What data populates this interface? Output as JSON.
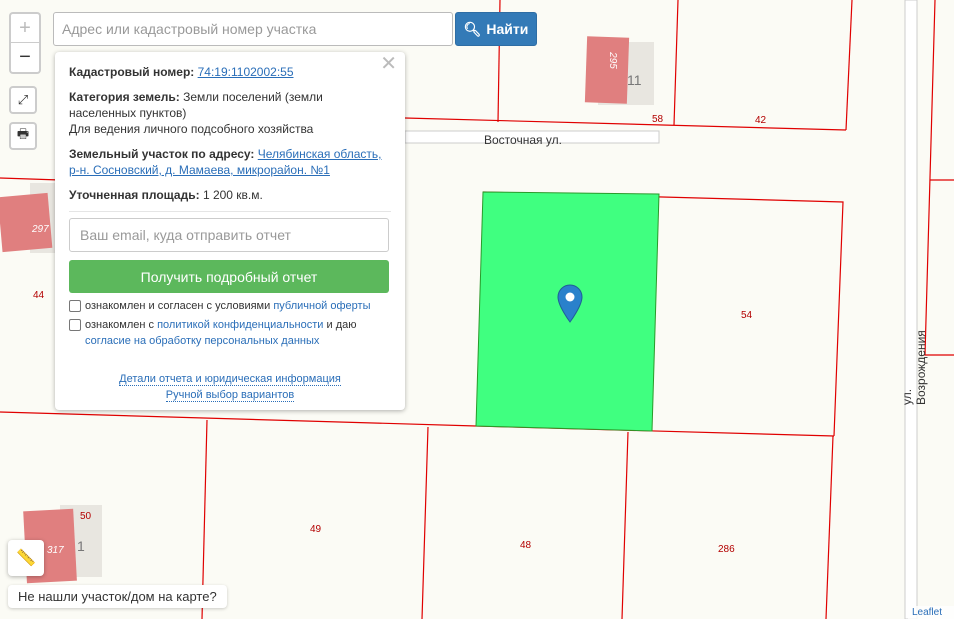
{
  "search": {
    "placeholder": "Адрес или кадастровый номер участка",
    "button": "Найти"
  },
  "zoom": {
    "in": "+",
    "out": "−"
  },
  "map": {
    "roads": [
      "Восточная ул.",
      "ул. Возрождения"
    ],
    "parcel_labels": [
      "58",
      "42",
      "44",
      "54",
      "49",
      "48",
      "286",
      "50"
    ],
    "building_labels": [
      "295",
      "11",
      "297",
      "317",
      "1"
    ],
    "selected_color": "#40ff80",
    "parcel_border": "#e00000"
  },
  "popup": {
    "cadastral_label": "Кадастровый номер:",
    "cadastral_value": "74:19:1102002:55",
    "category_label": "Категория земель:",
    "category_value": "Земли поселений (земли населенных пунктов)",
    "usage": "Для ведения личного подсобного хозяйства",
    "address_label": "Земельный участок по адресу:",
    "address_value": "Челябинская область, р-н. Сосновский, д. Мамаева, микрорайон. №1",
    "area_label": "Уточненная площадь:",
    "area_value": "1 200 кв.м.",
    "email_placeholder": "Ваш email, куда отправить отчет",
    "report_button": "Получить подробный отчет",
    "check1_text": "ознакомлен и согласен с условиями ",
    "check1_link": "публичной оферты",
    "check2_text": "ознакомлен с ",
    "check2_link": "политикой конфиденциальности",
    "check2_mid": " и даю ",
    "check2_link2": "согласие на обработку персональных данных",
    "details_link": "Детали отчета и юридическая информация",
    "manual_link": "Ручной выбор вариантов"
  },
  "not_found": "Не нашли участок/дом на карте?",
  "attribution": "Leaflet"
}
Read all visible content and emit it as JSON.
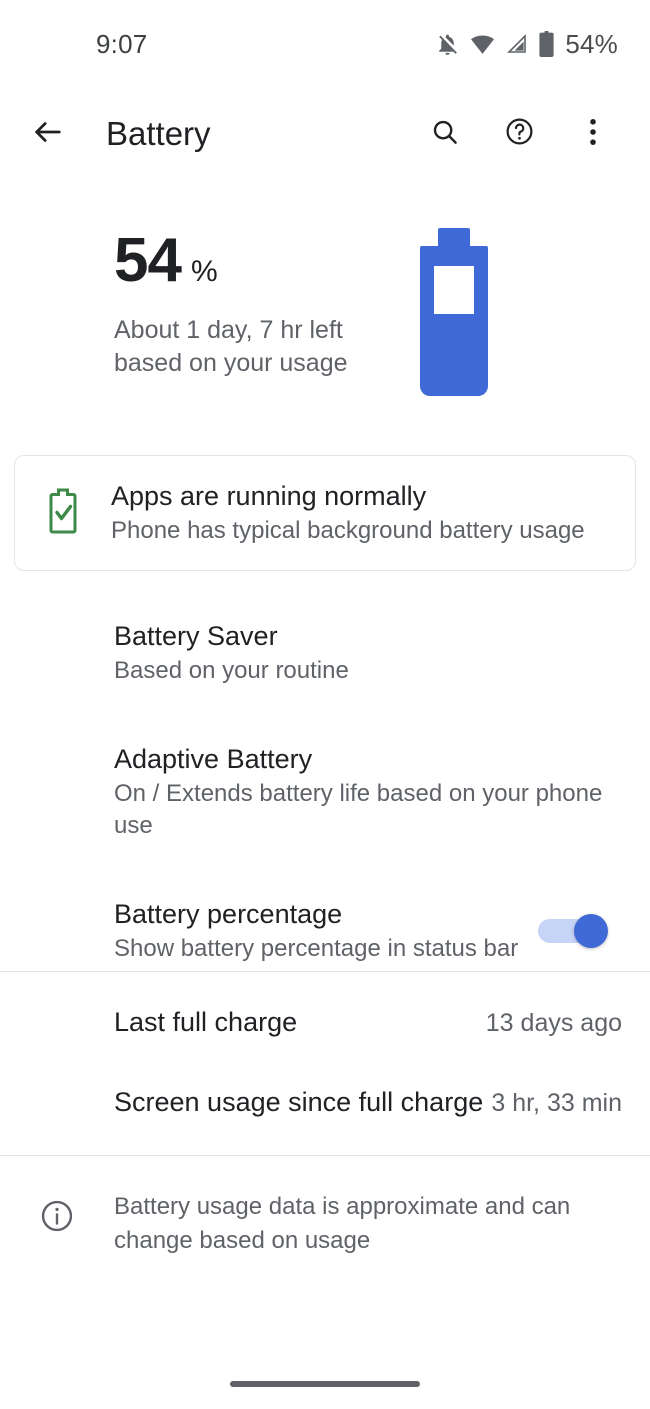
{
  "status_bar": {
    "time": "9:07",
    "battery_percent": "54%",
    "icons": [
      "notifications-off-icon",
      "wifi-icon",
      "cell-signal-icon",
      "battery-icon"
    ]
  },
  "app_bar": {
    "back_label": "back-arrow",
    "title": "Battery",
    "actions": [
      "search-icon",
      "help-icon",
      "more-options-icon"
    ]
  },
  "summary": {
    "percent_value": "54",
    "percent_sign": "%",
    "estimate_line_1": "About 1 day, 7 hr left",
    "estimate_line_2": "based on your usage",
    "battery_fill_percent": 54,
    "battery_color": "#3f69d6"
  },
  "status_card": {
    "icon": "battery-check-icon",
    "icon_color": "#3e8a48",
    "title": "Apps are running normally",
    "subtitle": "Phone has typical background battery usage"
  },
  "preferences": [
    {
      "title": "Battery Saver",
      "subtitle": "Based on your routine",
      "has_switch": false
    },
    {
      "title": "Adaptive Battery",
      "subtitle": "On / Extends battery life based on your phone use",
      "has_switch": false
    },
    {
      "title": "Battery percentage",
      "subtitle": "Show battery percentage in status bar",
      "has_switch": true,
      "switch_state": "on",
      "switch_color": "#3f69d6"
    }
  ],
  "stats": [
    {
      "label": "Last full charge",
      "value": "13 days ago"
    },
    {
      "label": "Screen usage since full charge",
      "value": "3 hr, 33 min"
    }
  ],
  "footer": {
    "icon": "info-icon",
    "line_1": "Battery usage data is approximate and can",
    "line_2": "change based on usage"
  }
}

» Problem to work on
Find every line in the records above that holds the word "percentage", and copy each one.

» Answer to the task
      "title": "Battery percentage",
      "subtitle": "Show battery percentage in status bar",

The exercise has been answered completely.